*Quoted passage*
"""

BigFleet decides which machines should exist. Capacity providers are what actually create, configure, drain, and delete them on a real substrate. BigFleet never talks to a cloud API directly — it dials a provider you run, and the provider does the work.

The canonical, always-current registry lives at bigfleet-providers.lucy.sh. This page is the orientation; that site is the list.

What a provider is

A provider is a small process implementing the CapacityProvider contract — six RPCs, no Watch:

Create · Configure · Drain · Delete · Get · List

Reconciliation is pull-based: BigFleet learns the real state of the world through List + Get, never a streamed watch. You run the provider as a container alongside BigFleet, ship it with a Helm chart, give it scoped credentials for its substrate, and BigFleet dials out to it.

The ecosystem

There are 12 conformance-certified providers today, spanning hyperscalers, regional clouds, and bare metal. Pick yours:

Each chip links to that provider’s overview on bigfleet-providers.lucy.sh, where its pages cover install, configuration, credentials, observability, security, and how it’s certified.

"""

*Entries shown*
"""

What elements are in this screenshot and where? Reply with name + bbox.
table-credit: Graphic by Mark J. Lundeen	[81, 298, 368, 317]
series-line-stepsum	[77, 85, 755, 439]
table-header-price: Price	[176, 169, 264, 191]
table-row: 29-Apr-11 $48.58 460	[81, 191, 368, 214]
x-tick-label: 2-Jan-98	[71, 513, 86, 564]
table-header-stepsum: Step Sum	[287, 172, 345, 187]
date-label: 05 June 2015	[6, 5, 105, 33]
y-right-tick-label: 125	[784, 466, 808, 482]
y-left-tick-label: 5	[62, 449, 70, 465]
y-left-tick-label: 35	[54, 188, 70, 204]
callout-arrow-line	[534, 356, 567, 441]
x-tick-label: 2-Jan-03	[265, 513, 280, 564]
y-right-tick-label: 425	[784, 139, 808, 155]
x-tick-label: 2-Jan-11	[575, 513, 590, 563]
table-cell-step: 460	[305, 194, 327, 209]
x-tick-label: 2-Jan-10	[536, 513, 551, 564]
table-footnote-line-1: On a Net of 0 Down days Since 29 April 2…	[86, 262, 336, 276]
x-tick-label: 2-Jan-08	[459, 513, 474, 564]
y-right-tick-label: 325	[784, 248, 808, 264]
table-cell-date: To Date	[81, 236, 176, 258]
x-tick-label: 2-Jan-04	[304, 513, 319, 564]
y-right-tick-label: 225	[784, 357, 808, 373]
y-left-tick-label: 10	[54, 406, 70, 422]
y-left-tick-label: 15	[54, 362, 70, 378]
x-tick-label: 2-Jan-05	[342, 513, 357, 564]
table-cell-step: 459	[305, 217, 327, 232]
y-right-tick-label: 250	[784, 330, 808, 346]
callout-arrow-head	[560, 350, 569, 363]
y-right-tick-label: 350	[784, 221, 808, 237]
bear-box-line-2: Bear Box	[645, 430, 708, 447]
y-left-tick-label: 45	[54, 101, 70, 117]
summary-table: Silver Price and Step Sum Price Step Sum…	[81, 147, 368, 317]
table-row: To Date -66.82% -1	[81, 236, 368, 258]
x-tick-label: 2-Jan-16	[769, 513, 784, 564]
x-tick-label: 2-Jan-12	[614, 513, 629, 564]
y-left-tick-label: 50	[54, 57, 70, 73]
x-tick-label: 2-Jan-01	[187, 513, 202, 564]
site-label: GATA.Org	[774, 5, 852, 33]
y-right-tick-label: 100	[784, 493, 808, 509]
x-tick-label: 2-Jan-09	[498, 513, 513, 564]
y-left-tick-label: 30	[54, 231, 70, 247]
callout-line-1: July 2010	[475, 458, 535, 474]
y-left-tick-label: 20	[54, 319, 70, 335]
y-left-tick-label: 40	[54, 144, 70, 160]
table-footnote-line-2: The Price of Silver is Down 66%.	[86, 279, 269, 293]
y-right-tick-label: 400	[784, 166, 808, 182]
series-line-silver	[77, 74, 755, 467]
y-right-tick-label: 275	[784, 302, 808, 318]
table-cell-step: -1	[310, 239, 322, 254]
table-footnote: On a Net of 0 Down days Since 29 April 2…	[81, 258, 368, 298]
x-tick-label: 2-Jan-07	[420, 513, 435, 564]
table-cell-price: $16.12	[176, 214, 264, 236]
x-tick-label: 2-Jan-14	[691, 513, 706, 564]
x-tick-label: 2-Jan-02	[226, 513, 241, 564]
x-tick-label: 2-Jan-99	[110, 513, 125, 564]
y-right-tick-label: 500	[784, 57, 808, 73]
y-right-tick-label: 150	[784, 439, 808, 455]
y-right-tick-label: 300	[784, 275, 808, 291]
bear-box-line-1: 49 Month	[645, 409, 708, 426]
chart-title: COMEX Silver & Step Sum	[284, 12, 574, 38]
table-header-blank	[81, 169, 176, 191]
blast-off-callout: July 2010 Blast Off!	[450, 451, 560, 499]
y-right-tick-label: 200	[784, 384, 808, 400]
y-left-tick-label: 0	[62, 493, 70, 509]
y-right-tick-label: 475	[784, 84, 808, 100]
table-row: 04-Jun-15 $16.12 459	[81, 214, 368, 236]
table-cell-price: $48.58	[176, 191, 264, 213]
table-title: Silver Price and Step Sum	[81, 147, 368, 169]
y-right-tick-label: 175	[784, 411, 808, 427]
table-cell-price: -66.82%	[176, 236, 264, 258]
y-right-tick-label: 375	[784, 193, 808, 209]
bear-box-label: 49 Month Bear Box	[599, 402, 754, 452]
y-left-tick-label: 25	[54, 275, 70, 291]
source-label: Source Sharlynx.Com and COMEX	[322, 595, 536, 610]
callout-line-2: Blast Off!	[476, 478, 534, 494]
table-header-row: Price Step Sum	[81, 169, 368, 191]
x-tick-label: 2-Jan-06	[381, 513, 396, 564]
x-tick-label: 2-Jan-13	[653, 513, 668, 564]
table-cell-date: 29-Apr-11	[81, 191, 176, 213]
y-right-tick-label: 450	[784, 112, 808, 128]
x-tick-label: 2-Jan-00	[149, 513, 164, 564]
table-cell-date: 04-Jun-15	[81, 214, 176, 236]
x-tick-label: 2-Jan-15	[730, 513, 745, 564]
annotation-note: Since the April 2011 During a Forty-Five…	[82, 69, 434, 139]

"""

According to the text on capacity providers, which six RPCs make up the CapacityProvider contract? The entries have no connection to the text above.

Create, Configure, Drain, Delete, Get, and List.